Locate every line that holds the string "dijet" and copy it.

Start of Data provided

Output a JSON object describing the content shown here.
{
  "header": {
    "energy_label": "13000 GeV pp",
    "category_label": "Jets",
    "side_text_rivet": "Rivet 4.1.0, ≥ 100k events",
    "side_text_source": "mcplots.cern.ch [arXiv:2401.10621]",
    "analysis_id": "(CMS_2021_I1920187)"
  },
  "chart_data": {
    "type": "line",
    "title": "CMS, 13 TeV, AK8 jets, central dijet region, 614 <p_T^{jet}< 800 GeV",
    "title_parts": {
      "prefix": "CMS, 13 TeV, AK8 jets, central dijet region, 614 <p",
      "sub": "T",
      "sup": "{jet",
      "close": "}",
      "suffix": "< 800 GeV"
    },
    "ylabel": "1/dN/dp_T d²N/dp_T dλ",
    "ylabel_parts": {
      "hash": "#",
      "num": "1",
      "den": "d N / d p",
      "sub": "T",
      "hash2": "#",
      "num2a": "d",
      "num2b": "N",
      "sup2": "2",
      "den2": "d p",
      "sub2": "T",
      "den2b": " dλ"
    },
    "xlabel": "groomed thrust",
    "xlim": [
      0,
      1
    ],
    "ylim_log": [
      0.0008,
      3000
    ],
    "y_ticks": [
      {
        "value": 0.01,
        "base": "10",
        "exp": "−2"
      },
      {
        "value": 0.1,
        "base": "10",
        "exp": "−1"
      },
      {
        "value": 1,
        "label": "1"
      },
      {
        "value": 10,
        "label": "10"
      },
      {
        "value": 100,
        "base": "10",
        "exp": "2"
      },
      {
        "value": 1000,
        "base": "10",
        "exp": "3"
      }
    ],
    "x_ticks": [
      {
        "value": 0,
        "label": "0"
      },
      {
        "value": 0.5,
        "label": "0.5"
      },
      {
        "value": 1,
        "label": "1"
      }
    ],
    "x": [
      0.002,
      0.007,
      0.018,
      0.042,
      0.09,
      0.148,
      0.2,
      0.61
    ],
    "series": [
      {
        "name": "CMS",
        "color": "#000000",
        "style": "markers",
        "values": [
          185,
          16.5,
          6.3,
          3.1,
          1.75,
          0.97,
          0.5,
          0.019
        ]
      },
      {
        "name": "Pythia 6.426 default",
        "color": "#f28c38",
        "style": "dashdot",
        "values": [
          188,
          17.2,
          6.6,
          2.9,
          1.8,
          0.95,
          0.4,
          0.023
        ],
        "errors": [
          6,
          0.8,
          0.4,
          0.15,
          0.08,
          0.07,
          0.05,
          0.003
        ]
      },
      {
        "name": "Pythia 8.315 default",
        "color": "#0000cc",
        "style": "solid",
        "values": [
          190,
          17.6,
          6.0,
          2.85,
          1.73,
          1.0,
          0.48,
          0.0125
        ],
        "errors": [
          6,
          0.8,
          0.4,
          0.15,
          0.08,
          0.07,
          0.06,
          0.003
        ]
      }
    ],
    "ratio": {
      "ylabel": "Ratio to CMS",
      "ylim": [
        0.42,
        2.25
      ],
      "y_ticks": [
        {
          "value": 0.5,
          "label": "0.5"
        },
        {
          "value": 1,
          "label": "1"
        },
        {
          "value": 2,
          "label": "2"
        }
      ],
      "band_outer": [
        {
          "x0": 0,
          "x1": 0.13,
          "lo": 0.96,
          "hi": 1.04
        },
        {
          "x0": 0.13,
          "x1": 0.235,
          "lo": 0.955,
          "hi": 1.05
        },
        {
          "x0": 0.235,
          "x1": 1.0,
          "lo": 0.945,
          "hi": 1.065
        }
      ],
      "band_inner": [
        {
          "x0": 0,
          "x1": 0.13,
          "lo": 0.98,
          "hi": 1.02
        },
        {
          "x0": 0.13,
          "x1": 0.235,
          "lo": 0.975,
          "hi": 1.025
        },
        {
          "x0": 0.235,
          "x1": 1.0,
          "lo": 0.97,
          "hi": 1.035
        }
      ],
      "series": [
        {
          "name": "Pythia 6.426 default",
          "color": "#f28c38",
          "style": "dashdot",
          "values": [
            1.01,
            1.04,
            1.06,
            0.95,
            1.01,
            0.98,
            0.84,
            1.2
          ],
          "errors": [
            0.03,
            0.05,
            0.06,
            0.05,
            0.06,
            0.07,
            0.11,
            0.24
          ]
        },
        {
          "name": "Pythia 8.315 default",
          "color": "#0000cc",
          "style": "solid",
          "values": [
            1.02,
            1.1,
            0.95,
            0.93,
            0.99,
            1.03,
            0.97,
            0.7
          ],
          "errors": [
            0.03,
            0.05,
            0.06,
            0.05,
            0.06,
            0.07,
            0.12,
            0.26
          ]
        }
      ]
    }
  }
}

End of Data provided

Output:
    "title": "CMS, 13 TeV, AK8 jets, central dijet region, 614 <p_T^{jet}< 800 GeV",
      "prefix": "CMS, 13 TeV, AK8 jets, central dijet region, 614 <p",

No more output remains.